## Activity
Which lines of the material hold the word "this"? Copy each one.

## Given records
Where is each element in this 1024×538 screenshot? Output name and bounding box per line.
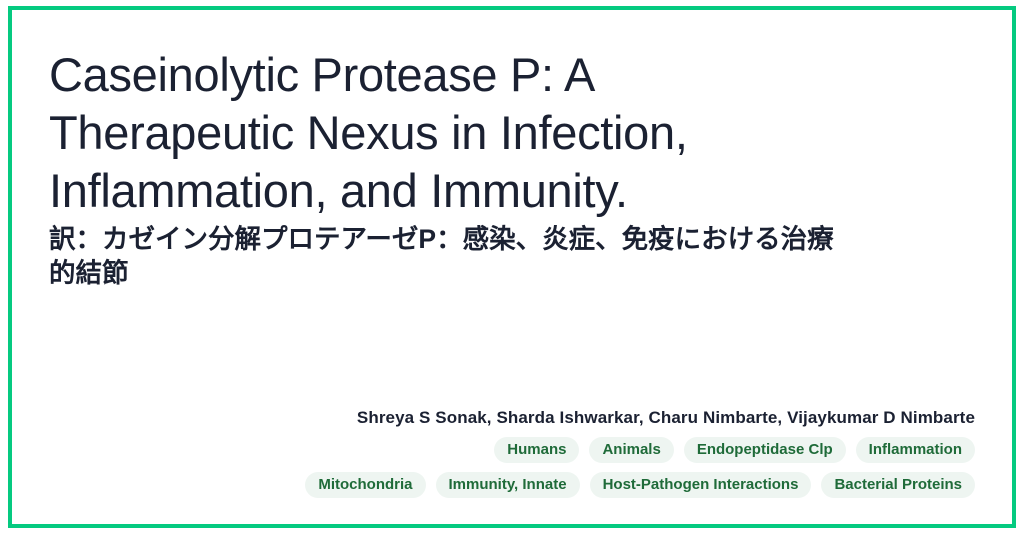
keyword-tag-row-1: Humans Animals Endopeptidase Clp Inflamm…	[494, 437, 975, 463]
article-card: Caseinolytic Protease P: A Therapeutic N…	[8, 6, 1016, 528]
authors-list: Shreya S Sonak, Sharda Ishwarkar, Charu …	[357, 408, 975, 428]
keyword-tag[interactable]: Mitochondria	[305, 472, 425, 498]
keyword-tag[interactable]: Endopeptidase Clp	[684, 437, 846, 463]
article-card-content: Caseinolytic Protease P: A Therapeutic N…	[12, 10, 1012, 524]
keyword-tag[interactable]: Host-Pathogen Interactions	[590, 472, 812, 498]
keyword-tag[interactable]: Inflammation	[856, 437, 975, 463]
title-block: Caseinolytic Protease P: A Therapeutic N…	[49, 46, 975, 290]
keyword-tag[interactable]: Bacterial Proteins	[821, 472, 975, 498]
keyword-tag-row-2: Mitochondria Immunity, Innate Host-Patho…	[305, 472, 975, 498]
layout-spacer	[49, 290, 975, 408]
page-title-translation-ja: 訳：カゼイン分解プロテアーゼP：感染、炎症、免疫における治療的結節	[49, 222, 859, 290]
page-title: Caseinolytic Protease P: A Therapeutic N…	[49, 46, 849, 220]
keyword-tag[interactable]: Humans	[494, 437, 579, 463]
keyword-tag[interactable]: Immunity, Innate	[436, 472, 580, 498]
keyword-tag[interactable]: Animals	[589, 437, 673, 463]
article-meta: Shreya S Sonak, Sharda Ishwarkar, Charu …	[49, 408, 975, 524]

--

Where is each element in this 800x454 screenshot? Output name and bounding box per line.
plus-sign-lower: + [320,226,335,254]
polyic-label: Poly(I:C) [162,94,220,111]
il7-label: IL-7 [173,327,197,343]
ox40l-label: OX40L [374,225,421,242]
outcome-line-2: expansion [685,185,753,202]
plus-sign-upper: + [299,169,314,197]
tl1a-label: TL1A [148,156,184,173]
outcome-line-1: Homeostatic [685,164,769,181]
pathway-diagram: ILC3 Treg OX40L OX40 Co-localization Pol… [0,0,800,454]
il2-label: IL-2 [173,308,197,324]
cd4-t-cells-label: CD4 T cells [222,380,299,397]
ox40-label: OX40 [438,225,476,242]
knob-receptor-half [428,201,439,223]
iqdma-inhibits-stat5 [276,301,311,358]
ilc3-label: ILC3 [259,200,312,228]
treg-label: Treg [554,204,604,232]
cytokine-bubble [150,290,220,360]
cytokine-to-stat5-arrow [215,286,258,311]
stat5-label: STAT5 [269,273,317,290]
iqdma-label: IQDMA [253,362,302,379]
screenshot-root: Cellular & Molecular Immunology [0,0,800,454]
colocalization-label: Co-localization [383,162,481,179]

## Exercise response
Where is each element in this 1024×538 screenshot? Output name and bounding box per line.
Where is each element in this 800x454 screenshot? Output name and bounding box per line.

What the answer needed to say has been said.